* _Work to do_:
From the entries below, list each line with "Social".

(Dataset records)
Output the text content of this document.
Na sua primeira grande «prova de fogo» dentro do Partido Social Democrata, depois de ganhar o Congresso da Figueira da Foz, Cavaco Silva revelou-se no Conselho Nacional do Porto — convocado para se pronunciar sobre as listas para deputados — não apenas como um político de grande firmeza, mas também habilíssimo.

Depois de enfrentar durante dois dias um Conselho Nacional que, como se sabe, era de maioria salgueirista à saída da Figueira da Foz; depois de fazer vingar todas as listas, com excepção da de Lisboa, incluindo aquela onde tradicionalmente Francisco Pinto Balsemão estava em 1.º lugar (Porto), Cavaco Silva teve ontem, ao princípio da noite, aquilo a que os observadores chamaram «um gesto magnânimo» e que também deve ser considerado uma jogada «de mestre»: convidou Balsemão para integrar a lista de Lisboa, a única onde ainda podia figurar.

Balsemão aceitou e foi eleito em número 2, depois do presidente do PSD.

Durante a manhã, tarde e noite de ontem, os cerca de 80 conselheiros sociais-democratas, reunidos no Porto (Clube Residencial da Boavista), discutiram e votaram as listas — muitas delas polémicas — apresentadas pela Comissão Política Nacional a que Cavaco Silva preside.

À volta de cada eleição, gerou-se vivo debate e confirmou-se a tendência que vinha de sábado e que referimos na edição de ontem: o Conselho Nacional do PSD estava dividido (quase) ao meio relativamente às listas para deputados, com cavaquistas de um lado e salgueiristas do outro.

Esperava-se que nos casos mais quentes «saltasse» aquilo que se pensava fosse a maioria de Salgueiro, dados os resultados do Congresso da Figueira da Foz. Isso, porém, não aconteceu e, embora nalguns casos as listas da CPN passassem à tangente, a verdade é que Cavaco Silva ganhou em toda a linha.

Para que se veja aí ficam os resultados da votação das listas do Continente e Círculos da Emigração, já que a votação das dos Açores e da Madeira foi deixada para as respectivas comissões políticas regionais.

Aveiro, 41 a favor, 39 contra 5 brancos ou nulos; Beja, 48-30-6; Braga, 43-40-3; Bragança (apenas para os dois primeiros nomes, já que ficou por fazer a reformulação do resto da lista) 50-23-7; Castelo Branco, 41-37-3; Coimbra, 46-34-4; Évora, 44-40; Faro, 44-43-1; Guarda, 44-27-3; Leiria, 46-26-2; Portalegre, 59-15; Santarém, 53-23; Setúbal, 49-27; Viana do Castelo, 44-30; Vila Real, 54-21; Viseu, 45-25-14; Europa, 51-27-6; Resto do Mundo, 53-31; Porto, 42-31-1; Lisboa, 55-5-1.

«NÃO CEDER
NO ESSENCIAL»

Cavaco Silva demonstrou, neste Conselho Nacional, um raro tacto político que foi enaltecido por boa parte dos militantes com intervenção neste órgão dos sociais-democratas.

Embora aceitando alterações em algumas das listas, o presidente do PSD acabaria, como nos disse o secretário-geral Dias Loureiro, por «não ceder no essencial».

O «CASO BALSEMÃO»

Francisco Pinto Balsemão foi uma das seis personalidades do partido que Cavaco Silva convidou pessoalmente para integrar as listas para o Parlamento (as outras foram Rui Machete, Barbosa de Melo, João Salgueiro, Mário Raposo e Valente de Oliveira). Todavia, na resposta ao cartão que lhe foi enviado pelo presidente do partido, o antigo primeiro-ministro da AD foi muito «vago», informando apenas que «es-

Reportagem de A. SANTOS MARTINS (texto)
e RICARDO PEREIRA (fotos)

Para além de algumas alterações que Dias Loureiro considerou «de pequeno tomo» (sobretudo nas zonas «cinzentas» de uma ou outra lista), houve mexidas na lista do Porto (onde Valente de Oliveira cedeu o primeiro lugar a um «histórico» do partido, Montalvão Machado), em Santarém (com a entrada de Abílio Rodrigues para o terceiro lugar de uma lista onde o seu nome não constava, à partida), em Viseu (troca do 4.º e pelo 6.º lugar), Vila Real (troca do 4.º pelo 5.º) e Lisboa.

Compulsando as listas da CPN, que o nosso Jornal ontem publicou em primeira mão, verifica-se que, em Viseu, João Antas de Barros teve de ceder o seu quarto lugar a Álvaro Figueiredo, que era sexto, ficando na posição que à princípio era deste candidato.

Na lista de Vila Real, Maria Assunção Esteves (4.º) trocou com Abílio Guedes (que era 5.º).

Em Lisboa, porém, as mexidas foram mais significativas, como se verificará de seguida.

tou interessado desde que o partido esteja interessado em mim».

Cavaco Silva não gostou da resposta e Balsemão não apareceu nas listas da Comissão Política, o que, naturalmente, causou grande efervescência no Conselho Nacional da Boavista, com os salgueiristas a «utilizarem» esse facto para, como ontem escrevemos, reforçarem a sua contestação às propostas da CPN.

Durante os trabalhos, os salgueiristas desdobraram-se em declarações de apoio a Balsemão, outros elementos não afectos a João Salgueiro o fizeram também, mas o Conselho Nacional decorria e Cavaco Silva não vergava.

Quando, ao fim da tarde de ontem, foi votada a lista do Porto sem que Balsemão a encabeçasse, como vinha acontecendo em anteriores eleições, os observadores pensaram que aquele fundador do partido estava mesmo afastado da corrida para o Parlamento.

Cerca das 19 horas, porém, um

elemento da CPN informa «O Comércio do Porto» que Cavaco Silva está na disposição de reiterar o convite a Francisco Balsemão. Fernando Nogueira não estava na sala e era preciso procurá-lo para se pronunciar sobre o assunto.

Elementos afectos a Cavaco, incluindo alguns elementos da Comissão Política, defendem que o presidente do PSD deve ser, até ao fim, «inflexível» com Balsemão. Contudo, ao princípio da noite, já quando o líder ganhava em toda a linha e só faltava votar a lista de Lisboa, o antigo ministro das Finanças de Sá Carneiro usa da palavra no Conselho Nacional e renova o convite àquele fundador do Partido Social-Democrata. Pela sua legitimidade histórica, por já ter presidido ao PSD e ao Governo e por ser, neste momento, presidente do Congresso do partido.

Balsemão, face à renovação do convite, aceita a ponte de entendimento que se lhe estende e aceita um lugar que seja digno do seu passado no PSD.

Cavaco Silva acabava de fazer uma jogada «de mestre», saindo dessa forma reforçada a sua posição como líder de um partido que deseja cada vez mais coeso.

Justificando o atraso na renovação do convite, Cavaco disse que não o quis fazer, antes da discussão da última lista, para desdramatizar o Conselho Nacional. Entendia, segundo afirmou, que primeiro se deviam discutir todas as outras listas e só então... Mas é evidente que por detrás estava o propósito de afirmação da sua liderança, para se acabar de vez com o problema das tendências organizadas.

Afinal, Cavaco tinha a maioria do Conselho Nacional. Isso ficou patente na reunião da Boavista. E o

* _In response_:
Na sua primeira grande «prova de fogo» dentro do Partido Social Democrata, depois de ganhar o Congresso da Figueira da Foz, Cavaco Silva revelou-se no Conselho Nacional do Porto — convocado para se pronunciar sobre as listas para deputados — não apenas como um político de grande firmeza, mas também habilíssimo.
Elementos afectos a Cavaco, incluindo alguns elementos da Comissão Política, defendem que o presidente do PSD deve ser, até ao fim, «inflexível» com Balsemão. Contudo, ao princípio da noite, já quando o líder ganhava em toda a linha e só faltava votar a lista de Lisboa, o antigo ministro das Finanças de Sá Carneiro usa da palavra no Conselho Nacional e renova o convite àquele fundador do Partido Social-Democrata. Pela sua legitimidade histórica, por já ter presidido ao PSD e ao Governo e por ser, neste momento, presidente do Congresso do partido.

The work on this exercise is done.